§ **Stated goal**: Set down each entry exactly as given; pictures should not appear in the copy.

====

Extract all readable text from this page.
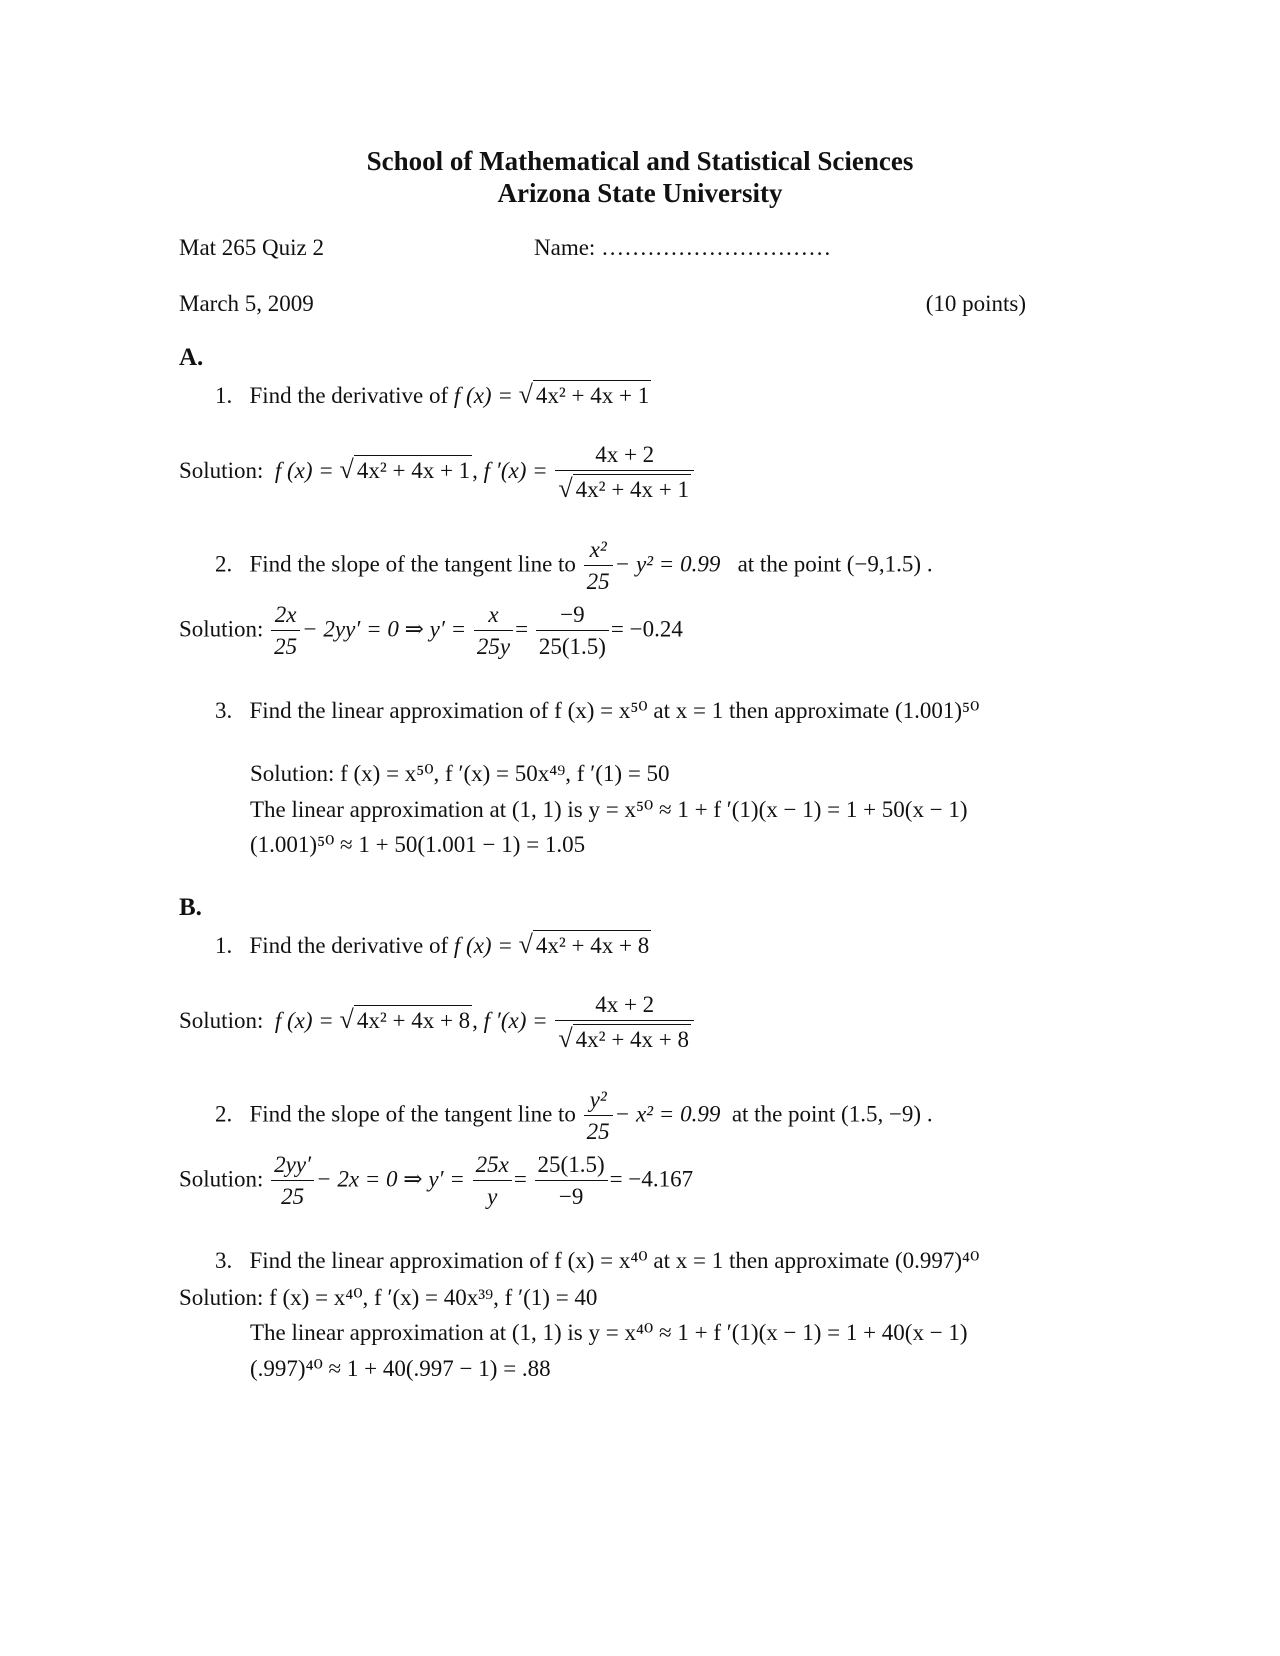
School of Mathematical and Statistical Sciences
Arizona State University
Mat 265 Quiz 2	Name: …………………………
March 5, 2009	(10 points)
A.
1. Find the derivative of f (x) = √ 4x² + 4x + 1
Solution: f (x) = √ 4x² + 4x + 1, f $'(x) = \frac{4x + 2}{\text{√ 4x² + 4x + 1}}$
2. Find the slope of the tangent line to $\frac{\text{x²}}{25} - y^2 = 0.99$ at the point (−9,1.5) .
Solution: $\frac{2x}{25} - 2yy' = 0$ ⇒ $y' = \frac{x}{25y} = \frac{-9}{25(1.5)} = -0.24$
3. Find the linear approximation of f (x) = x⁵⁰ at x = 1 then approximate (1.001)⁵⁰
Solution: f (x) = x⁵⁰, f ′(x) = 50x⁴⁹, f ′(1) = 50
The linear approximation at (1, 1) is y = x⁵⁰ ≈ 1 + f ′(1)(x − 1) = 1 + 50(x − 1)
(1.001)⁵⁰ ≈ 1 + 50(1.001 − 1) = 1.05
B.
1. Find the derivative of f (x) = √ 4x² + 4x + 8
Solution: f (x) = √ 4x² + 4x + 8, f $'(x) = \frac{4x + 2}{\text{√ 4x² + 4x + 8}}$
2. Find the slope of the tangent line to $\frac{\text{y²}}{25} - x^2 = 0.99$ at the point (1.5, −9) .
Solution: $\frac{2yy'}{25} - 2x = 0$ ⇒ $y' = \frac{25x}{y} = \frac{25(1.5)}{-9} = -4.167$
3. Find the linear approximation of f (x) = x⁴⁰ at x = 1 then approximate (0.997)⁴⁰
Solution: f (x) = x⁴⁰, f ′(x) = 40x³⁹, f ′(1) = 40
The linear approximation at (1, 1) is y = x⁴⁰ ≈ 1 + f ′(1)(x − 1) = 1 + 40(x − 1)
(.997)⁴⁰ ≈ 1 + 40(.997 − 1) = .88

====

§ **Worked answer**:
Extract all readable text from this page.
School of Mathematical and Statistical Sciences
Arizona State University
Mat 265 Quiz 2	Name: …………………………
March 5, 2009	(10 points)
A.
1. Find the derivative of f (x) = √ 4x² + 4x + 1
Solution: f (x) = √ 4x² + 4x + 1, f $'(x) = \frac{4x + 2}{\text{√ 4x² + 4x + 1}}$
2. Find the slope of the tangent line to $\frac{\text{x²}}{25} - y^2 = 0.99$ at the point (−9,1.5) .
Solution: $\frac{2x}{25} - 2yy' = 0$ ⇒ $y' = \frac{x}{25y} = \frac{-9}{25(1.5)} = -0.24$
3. Find the linear approximation of f (x) = x⁵⁰ at x = 1 then approximate (1.001)⁵⁰
Solution: f (x) = x⁵⁰, f ′(x) = 50x⁴⁹, f ′(1) = 50
The linear approximation at (1, 1) is y = x⁵⁰ ≈ 1 + f ′(1)(x − 1) = 1 + 50(x − 1)
(1.001)⁵⁰ ≈ 1 + 50(1.001 − 1) = 1.05
B.
1. Find the derivative of f (x) = √ 4x² + 4x + 8
Solution: f (x) = √ 4x² + 4x + 8, f $'(x) = \frac{4x + 2}{\text{√ 4x² + 4x + 8}}$
2. Find the slope of the tangent line to $\frac{\text{y²}}{25} - x^2 = 0.99$ at the point (1.5, −9) .
Solution: $\frac{2yy'}{25} - 2x = 0$ ⇒ $y' = \frac{25x}{y} = \frac{25(1.5)}{-9} = -4.167$
3. Find the linear approximation of f (x) = x⁴⁰ at x = 1 then approximate (0.997)⁴⁰
Solution: f (x) = x⁴⁰, f ′(x) = 40x³⁹, f ′(1) = 40
The linear approximation at (1, 1) is y = x⁴⁰ ≈ 1 + f ′(1)(x − 1) = 1 + 40(x − 1)
(.997)⁴⁰ ≈ 1 + 40(.997 − 1) = .88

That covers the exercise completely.